**EXERCISE GOAL**. Print all entries word for word.

**INPUT**.
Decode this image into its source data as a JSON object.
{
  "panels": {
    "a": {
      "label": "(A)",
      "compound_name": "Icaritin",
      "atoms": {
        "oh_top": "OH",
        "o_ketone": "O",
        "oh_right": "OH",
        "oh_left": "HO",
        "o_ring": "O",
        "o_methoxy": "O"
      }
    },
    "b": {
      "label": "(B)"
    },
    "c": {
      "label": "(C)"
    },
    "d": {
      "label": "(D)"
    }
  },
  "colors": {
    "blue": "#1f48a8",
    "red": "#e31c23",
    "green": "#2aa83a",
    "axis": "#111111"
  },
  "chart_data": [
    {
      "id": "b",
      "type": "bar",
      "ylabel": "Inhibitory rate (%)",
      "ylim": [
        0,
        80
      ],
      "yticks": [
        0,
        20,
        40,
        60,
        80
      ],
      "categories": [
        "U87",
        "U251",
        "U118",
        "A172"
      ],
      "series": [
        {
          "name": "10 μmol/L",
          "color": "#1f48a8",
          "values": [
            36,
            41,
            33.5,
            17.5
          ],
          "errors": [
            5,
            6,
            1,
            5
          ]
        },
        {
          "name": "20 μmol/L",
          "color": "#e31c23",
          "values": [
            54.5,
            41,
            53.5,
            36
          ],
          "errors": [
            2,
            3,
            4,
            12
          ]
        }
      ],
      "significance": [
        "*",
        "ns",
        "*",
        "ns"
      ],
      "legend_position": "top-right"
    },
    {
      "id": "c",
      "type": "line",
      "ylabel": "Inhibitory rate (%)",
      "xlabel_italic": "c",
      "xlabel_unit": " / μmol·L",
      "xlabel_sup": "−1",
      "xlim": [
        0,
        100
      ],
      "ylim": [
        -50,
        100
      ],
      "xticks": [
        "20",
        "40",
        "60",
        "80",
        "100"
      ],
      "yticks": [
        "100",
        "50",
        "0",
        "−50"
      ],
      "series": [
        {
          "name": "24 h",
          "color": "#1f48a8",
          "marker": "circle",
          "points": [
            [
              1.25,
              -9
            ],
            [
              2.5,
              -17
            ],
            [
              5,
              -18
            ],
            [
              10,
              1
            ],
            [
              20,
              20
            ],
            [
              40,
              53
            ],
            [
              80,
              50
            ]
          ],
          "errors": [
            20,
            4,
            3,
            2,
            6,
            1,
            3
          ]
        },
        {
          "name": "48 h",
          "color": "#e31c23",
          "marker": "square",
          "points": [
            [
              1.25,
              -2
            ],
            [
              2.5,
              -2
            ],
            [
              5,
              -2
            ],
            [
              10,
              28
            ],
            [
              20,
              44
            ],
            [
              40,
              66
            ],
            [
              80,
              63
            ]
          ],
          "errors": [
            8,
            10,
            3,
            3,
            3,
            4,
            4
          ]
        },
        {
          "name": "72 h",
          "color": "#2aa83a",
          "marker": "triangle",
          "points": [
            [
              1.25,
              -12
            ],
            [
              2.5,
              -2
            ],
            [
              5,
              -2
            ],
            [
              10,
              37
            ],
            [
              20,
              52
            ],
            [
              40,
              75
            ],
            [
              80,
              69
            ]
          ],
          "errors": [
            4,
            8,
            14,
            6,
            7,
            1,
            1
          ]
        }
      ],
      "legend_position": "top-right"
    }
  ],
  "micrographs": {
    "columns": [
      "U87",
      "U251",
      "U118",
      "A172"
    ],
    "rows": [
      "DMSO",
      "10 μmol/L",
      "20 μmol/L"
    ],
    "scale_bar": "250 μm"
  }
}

**ANSWER BELOW**.
Decode this image into its source data as a JSON object.
{
  "panels": {
    "a": {
      "label": "(A)",
      "compound_name": "Icaritin",
      "atoms": {
        "oh_top": "OH",
        "o_ketone": "O",
        "oh_right": "OH",
        "oh_left": "HO",
        "o_ring": "O",
        "o_methoxy": "O"
      }
    },
    "b": {
      "label": "(B)"
    },
    "c": {
      "label": "(C)"
    },
    "d": {
      "label": "(D)"
    }
  },
  "colors": {
    "blue": "#1f48a8",
    "red": "#e31c23",
    "green": "#2aa83a",
    "axis": "#111111"
  },
  "chart_data": [
    {
      "id": "b",
      "type": "bar",
      "ylabel": "Inhibitory rate (%)",
      "ylim": [
        0,
        80
      ],
      "yticks": [
        0,
        20,
        40,
        60,
        80
      ],
      "categories": [
        "U87",
        "U251",
        "U118",
        "A172"
      ],
      "series": [
        {
          "name": "10 μmol/L",
          "color": "#1f48a8",
          "values": [
            36,
            41,
            33.5,
            17.5
          ],
          "errors": [
            5,
            6,
            1,
            5
          ]
        },
        {
          "name": "20 μmol/L",
          "color": "#e31c23",
          "values": [
            54.5,
            41,
            53.5,
            36
          ],
          "errors": [
            2,
            3,
            4,
            12
          ]
        }
      ],
      "significance": [
        "*",
        "ns",
        "*",
        "ns"
      ],
      "legend_position": "top-right"
    },
    {
      "id": "c",
      "type": "line",
      "ylabel": "Inhibitory rate (%)",
      "xlabel_italic": "c",
      "xlabel_unit": " / μmol·L",
      "xlabel_sup": "−1",
      "xlim": [
        0,
        100
      ],
      "ylim": [
        -50,
        100
      ],
      "xticks": [
        "20",
        "40",
        "60",
        "80",
        "100"
      ],
      "yticks": [
        "100",
        "50",
        "0",
        "−50"
      ],
      "series": [
        {
          "name": "24 h",
          "color": "#1f48a8",
          "marker": "circle",
          "points": [
            [
              1.25,
              -9
            ],
            [
              2.5,
              -17
            ],
            [
              5,
              -18
            ],
            [
              10,
              1
            ],
            [
              20,
              20
            ],
            [
              40,
              53
            ],
            [
              80,
              50
            ]
          ],
          "errors": [
            20,
            4,
            3,
            2,
            6,
            1,
            3
          ]
        },
        {
          "name": "48 h",
          "color": "#e31c23",
          "marker": "square",
          "points": [
            [
              1.25,
              -2
            ],
            [
              2.5,
              -2
            ],
            [
              5,
              -2
            ],
            [
              10,
              28
            ],
            [
              20,
              44
            ],
            [
              40,
              66
            ],
            [
              80,
              63
            ]
          ],
          "errors": [
            8,
            10,
            3,
            3,
            3,
            4,
            4
          ]
        },
        {
          "name": "72 h",
          "color": "#2aa83a",
          "marker": "triangle",
          "points": [
            [
              1.25,
              -12
            ],
            [
              2.5,
              -2
            ],
            [
              5,
              -2
            ],
            [
              10,
              37
            ],
            [
              20,
              52
            ],
            [
              40,
              75
            ],
            [
              80,
              69
            ]
          ],
          "errors": [
            4,
            8,
            14,
            6,
            7,
            1,
            1
          ]
        }
      ],
      "legend_position": "top-right"
    }
  ],
  "micrographs": {
    "columns": [
      "U87",
      "U251",
      "U118",
      "A172"
    ],
    "rows": [
      "DMSO",
      "10 μmol/L",
      "20 μmol/L"
    ],
    "scale_bar": "250 μm"
  }
}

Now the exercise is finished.